* [Given problem]
Search the listing below for the string "with" and show each line that contains it.

* [Exercise data]
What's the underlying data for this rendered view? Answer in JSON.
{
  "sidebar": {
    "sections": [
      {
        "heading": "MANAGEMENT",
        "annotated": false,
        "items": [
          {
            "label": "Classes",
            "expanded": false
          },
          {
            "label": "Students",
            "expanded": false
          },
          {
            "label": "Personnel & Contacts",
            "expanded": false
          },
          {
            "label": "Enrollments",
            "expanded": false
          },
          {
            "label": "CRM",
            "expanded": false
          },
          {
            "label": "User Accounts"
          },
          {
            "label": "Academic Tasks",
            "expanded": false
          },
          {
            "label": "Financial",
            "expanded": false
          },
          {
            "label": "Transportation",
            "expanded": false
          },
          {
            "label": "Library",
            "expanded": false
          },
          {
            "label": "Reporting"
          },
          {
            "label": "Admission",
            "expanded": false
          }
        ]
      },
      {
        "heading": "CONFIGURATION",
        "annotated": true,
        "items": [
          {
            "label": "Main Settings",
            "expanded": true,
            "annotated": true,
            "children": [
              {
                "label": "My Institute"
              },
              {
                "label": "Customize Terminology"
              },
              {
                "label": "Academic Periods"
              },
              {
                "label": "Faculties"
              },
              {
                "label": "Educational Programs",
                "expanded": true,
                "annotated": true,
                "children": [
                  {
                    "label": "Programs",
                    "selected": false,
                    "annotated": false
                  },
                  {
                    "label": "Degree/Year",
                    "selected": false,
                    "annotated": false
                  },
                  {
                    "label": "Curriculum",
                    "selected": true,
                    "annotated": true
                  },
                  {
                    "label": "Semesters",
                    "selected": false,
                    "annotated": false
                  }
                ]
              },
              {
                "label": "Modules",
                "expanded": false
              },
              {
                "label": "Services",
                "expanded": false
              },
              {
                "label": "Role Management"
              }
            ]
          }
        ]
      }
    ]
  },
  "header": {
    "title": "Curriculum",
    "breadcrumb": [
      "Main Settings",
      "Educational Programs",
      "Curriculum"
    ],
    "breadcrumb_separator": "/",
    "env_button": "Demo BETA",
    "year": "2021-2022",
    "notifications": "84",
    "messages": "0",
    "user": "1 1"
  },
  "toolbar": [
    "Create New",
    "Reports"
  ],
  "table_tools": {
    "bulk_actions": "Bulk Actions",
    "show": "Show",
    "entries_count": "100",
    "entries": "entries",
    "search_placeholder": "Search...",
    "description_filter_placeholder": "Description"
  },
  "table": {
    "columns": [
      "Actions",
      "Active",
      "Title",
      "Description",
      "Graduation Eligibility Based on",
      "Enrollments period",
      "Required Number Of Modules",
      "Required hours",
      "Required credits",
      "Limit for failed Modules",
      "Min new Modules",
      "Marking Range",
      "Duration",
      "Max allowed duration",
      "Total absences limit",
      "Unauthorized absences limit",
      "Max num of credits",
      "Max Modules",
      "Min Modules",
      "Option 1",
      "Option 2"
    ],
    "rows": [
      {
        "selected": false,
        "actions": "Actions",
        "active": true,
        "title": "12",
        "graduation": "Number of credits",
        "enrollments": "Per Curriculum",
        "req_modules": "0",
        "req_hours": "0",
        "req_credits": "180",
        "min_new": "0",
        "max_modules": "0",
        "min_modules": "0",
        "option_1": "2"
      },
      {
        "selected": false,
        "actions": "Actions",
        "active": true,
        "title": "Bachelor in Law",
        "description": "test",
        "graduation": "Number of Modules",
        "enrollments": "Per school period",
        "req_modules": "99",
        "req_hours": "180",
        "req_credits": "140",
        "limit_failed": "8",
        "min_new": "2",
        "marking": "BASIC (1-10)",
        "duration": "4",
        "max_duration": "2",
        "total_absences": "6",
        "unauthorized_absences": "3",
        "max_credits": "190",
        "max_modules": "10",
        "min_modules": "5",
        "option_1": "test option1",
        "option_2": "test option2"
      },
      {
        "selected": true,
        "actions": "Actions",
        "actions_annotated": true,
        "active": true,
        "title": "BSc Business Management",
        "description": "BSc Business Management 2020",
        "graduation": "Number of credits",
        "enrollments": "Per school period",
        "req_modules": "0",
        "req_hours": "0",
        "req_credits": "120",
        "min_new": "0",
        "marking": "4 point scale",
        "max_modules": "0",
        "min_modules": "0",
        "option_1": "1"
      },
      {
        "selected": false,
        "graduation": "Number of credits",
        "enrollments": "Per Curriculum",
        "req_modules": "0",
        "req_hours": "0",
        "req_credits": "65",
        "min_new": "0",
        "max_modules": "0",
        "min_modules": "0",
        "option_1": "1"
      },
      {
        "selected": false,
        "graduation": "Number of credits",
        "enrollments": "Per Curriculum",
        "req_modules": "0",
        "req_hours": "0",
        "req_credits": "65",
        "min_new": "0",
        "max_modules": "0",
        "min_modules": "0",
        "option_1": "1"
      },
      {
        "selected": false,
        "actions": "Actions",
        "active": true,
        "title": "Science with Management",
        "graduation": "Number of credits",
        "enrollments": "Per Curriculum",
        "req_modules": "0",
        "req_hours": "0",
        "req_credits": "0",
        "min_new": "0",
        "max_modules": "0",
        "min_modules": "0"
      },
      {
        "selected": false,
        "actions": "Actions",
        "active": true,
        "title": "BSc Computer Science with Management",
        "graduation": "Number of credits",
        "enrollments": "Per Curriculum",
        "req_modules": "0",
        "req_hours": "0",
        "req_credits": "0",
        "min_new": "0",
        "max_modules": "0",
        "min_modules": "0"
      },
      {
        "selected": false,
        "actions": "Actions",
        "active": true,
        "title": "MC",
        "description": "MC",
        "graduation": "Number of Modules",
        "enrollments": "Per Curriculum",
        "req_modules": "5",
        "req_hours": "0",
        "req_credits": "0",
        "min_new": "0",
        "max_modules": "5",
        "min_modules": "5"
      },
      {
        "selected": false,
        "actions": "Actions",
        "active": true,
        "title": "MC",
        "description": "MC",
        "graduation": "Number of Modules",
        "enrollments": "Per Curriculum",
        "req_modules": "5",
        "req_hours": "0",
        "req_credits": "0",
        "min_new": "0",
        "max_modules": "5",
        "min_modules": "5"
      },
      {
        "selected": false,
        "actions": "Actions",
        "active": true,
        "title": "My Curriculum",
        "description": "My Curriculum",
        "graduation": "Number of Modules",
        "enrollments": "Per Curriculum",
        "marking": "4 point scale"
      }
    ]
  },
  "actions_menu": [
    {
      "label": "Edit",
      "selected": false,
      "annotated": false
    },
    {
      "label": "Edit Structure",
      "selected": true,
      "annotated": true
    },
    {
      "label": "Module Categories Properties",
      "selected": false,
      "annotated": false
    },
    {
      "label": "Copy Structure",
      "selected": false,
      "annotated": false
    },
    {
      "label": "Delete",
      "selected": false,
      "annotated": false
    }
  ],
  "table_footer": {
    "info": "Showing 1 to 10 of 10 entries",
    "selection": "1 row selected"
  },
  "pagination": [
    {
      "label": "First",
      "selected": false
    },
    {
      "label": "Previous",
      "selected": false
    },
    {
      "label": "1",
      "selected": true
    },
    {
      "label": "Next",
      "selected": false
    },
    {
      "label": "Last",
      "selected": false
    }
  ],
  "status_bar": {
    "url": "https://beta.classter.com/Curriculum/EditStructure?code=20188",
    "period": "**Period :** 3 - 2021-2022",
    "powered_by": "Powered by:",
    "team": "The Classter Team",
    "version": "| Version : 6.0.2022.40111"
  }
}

* [Task response]
        "title": "Science with Management",
        "title": "BSc Computer Science with Management",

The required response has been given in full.